-- START OF Records to use --
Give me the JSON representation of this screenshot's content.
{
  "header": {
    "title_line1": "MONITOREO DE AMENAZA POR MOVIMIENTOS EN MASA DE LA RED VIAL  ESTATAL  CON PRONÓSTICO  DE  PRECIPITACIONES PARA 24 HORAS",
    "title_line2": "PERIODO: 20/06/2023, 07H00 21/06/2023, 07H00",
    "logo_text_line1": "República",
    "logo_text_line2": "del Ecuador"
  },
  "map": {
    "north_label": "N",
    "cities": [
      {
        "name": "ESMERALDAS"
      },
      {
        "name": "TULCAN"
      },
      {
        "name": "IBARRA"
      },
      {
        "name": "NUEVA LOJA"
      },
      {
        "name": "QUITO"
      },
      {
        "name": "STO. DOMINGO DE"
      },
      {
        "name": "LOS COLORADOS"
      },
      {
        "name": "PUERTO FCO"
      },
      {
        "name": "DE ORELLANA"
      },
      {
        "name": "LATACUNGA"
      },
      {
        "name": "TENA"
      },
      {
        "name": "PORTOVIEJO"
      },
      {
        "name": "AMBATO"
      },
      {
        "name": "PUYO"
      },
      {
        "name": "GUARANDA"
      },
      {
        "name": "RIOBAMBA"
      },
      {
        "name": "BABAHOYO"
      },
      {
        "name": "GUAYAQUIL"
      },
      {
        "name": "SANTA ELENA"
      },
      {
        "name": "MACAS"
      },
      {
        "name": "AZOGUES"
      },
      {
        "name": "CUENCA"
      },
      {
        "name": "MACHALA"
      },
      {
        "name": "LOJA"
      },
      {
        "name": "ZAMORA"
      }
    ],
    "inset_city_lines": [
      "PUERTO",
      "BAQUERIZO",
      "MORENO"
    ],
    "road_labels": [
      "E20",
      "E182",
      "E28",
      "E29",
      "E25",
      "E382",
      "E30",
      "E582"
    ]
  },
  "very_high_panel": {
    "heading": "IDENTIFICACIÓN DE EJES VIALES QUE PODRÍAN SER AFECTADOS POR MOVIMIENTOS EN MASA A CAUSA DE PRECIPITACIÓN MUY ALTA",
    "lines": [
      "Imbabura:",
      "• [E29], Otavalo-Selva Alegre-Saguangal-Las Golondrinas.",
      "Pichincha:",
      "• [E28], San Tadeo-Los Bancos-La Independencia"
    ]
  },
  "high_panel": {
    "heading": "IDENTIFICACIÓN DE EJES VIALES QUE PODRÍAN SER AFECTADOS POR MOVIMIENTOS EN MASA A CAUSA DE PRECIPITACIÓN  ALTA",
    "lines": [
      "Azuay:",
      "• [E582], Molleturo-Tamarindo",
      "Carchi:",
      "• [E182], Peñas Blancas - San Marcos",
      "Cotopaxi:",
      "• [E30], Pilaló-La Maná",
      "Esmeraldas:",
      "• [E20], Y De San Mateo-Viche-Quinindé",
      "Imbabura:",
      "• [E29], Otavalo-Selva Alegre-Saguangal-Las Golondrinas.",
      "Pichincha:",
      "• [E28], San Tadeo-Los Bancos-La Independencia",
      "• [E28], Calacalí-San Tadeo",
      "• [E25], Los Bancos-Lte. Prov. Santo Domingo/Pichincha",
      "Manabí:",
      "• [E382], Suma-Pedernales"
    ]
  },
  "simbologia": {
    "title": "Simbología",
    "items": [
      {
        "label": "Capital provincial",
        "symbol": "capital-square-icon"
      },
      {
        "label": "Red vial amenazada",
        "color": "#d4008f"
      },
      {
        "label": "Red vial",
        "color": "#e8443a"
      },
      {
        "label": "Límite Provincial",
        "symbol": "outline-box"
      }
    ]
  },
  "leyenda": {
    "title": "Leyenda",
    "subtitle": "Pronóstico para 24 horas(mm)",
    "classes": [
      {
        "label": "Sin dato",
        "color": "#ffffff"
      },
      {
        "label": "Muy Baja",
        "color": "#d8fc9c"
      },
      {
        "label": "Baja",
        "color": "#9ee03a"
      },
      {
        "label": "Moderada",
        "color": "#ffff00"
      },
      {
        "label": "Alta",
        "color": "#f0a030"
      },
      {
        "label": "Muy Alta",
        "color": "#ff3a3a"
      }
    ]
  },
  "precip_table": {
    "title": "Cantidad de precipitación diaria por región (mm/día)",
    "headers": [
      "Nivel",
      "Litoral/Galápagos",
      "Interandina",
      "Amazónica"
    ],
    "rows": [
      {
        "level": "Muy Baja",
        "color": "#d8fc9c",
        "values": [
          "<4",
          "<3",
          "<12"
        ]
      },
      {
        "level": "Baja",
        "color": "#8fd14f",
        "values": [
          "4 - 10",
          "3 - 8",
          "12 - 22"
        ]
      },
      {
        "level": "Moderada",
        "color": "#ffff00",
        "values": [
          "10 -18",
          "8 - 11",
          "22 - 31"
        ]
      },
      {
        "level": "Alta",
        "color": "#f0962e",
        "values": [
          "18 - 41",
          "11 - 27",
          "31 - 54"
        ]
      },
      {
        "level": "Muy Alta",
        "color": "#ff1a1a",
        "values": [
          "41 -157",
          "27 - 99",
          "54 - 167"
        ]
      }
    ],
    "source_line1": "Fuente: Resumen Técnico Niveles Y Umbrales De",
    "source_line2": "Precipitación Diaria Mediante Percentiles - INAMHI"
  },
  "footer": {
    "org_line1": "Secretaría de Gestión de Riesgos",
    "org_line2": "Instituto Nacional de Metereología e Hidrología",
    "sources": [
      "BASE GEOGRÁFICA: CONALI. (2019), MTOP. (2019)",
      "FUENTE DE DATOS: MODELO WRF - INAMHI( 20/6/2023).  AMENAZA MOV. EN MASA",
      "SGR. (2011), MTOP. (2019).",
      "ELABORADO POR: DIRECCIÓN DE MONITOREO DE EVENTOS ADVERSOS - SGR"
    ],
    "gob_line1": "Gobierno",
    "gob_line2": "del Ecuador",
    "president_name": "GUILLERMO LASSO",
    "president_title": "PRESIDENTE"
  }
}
-- END OF Records to use --
### Stated exercise
Count the lines in the material above where the string "heading" appears, then state only that count.

### Output below
2